* PROBLEM TO SOLVE
Copy every line that contains the string "page" from the entries below.

Dataset entries:

◆ ◆ ◆

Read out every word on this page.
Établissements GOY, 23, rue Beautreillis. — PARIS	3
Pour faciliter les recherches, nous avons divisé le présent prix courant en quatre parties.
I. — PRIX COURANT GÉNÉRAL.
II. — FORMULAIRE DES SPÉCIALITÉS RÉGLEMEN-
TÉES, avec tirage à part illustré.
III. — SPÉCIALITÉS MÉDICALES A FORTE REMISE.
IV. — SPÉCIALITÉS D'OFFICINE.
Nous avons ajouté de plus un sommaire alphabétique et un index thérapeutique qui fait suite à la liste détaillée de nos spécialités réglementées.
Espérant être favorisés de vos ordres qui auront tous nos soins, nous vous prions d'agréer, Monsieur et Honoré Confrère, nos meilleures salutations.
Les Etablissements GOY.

◆ ◆ ◆

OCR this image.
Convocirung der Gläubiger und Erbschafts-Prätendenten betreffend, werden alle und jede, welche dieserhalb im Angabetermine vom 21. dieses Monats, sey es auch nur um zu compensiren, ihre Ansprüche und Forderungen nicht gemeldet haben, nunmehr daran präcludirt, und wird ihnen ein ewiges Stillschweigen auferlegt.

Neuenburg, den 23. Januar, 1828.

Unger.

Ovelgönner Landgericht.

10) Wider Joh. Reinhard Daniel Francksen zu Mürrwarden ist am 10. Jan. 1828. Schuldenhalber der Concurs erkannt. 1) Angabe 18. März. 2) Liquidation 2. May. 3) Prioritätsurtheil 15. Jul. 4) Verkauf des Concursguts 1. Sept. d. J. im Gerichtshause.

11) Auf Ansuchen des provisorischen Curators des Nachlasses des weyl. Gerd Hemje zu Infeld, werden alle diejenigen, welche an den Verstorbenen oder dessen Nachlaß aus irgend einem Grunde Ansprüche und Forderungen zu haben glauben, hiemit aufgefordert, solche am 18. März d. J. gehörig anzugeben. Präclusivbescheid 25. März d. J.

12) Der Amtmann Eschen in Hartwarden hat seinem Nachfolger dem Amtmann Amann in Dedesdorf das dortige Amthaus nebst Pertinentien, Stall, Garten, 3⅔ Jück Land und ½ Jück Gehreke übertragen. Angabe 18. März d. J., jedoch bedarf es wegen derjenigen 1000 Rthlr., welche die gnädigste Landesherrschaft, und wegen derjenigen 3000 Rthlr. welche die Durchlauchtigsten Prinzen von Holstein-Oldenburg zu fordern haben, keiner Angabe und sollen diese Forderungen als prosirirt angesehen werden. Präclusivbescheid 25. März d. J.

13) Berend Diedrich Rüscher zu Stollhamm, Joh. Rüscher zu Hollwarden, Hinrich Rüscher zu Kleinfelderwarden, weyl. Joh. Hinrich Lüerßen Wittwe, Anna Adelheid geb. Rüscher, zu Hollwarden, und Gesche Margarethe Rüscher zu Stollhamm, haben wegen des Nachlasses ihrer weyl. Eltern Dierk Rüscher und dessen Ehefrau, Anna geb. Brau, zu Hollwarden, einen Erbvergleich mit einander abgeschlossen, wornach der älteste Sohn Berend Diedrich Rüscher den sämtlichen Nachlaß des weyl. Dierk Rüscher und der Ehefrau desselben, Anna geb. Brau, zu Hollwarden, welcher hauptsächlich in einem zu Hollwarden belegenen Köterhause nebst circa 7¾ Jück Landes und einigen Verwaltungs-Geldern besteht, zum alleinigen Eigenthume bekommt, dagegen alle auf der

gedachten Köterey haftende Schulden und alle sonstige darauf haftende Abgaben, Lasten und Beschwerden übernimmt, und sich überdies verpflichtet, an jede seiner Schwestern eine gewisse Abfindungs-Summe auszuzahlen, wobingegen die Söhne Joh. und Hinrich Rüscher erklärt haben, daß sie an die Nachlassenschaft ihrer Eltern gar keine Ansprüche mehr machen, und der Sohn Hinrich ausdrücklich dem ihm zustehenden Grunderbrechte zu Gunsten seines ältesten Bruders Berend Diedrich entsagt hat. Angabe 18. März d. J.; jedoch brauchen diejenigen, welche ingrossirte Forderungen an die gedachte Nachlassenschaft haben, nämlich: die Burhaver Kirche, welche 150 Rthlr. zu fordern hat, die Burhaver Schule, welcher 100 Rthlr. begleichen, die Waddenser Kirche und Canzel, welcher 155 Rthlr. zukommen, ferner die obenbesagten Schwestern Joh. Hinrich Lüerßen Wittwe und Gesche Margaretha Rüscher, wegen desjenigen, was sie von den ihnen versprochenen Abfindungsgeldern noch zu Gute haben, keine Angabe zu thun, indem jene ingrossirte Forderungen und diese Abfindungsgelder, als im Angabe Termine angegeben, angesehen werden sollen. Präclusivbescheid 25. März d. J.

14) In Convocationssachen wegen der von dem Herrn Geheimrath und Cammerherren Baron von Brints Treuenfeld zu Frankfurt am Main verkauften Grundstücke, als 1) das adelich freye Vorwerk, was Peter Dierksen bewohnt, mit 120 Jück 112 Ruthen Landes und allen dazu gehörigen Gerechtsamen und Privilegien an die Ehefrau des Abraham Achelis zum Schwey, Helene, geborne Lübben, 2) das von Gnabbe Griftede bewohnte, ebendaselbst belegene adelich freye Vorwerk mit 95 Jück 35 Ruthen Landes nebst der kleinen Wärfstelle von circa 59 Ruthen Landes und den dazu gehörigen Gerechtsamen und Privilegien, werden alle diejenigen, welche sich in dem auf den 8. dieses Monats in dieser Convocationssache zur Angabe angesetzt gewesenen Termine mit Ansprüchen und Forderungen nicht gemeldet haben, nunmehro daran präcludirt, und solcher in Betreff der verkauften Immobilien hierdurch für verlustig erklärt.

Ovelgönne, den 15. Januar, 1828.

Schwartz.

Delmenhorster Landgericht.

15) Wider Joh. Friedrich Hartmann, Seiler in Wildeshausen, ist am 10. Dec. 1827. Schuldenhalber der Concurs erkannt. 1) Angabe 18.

◆ ◆ ◆

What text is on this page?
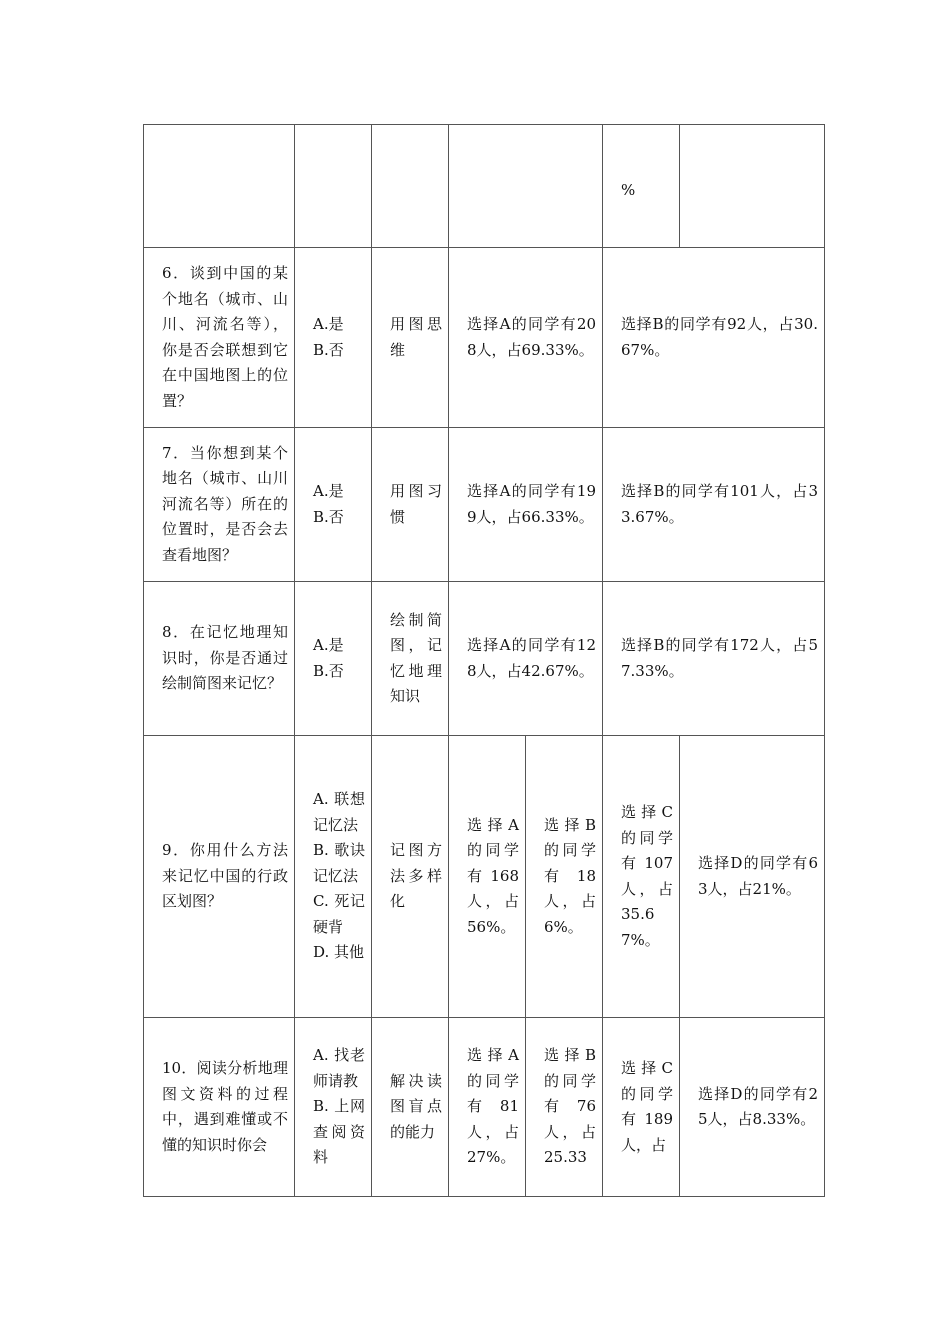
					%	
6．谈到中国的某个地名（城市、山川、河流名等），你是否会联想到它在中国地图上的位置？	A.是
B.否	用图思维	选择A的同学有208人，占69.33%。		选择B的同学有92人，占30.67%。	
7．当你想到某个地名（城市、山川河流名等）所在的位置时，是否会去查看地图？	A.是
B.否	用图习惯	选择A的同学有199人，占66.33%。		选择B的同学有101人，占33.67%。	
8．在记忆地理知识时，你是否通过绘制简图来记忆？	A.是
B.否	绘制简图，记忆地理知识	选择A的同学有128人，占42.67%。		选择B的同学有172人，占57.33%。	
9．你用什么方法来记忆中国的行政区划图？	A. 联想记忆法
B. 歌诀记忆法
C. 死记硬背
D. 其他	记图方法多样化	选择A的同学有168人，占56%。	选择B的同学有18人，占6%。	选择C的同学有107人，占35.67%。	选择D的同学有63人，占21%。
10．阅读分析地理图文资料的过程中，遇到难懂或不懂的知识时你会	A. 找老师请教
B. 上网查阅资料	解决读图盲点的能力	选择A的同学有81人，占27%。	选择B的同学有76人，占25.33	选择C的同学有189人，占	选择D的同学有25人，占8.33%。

◆ ◆ ◆

* FULL OUTPUT
Read out every word on this page.
What text is on this page?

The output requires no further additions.